start
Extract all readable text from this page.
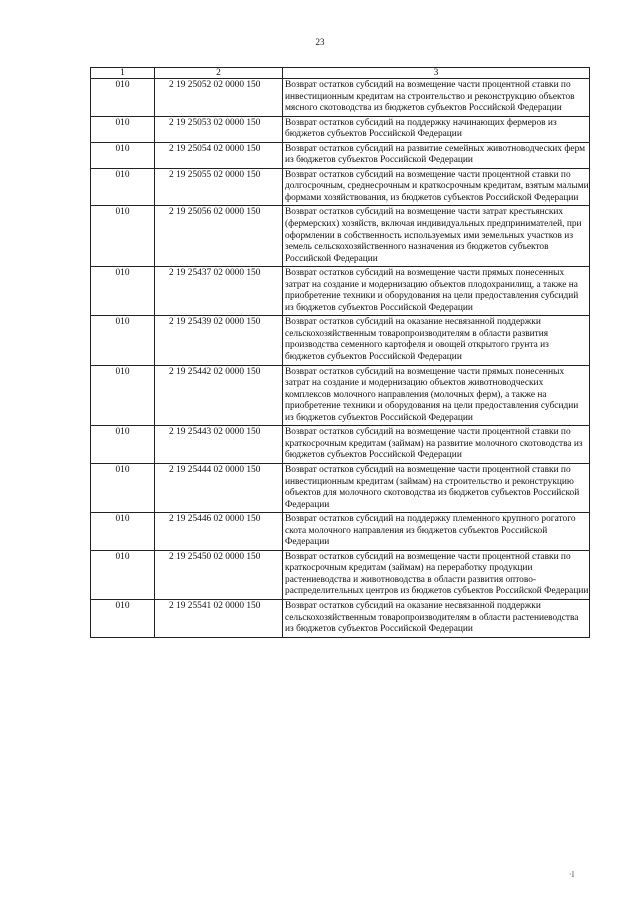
23
1	2	3
010	2 19 25052 02 0000 150	Возврат остатков субсидий на возмещение части процентной ставки по инвестиционным кредитам на строительство и реконструкцию объектов мясного скотоводства из бюджетов субъектов Российской Федерации
010	2 19 25053 02 0000 150	Возврат остатков субсидий на поддержку начинающих фермеров из бюджетов субъектов Российской Федерации
010	2 19 25054 02 0000 150	Возврат остатков субсидий на развитие семейных животноводческих ферм из бюджетов субъектов Российской Федерации
010	2 19 25055 02 0000 150	Возврат остатков субсидий на возмещение части процентной ставки по долгосрочным, среднесрочным и краткосрочным кредитам, взятым малыми формами хозяйствования, из бюджетов субъектов Российской Федерации
010	2 19 25056 02 0000 150	Возврат остатков субсидий на возмещение части затрат крестьянских (фермерских) хозяйств, включая индивидуальных предпринимателей, при оформлении в собственность используемых ими земельных участков из земель сельскохозяйственного назначения из бюджетов субъектов Российской Федерации
010	2 19 25437 02 0000 150	Возврат остатков субсидий на возмещение части прямых понесенных затрат на создание и модернизацию объектов плодохранилищ, а также на приобретение техники и оборудования на цели предоставления субсидий из бюджетов субъектов Российской Федерации
010	2 19 25439 02 0000 150	Возврат остатков субсидий на оказание несвязанной поддержки сельскохозяйственным товаропроизводителям в области развития производства семенного картофеля и овощей открытого грунта из бюджетов субъектов Российской Федерации
010	2 19 25442 02 0000 150	Возврат остатков субсидий на возмещение части прямых понесенных затрат на создание и модернизацию объектов животноводческих комплексов молочного направления (молочных ферм), а также на приобретение техники и оборудования на цели предоставления субсидии из бюджетов субъектов Российской Федерации
010	2 19 25443 02 0000 150	Возврат остатков субсидий на возмещение части процентной ставки по краткосрочным кредитам (займам) на развитие молочного скотоводства из бюджетов субъектов Российской Федерации
010	2 19 25444 02 0000 150	Возврат остатков субсидий на возмещение части процентной ставки по инвестиционным кредитам (займам) на строительство и реконструкцию объектов для молочного скотоводства из бюджетов субъектов Российской Федерации
010	2 19 25446 02 0000 150	Возврат остатков субсидий на поддержку племенного крупного рогатого скота молочного направления из бюджетов субъектов Российской Федерации
010	2 19 25450 02 0000 150	Возврат остатков субсидий на возмещение части процентной ставки по краткосрочным кредитам (займам) на переработку продукции растениеводства и животноводства в области развития оптово-распределительных центров из бюджетов субъектов Российской Федерации
010	2 19 25541 02 0000 150	Возврат остатков субсидий на оказание несвязанной поддержки сельскохозяйственным товаропроизводителям в области растениеводства из бюджетов субъектов Российской Федерации
·I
end
- [EXERCISE]
Go through the entries above and pull out each line with "также" in it.

- [CORRECT RESULT]
010	2 19 25437 02 0000 150	Возврат остатков субсидий на возмещение части прямых понесенных затрат на создание и модернизацию объектов плодохранилищ, а также на приобретение техники и оборудования на цели предоставления субсидий из бюджетов субъектов Российской Федерации
010	2 19 25442 02 0000 150	Возврат остатков субсидий на возмещение части прямых понесенных затрат на создание и модернизацию объектов животноводческих комплексов молочного направления (молочных ферм), а также на приобретение техники и оборудования на цели предоставления субсидии из бюджетов субъектов Российской Федерации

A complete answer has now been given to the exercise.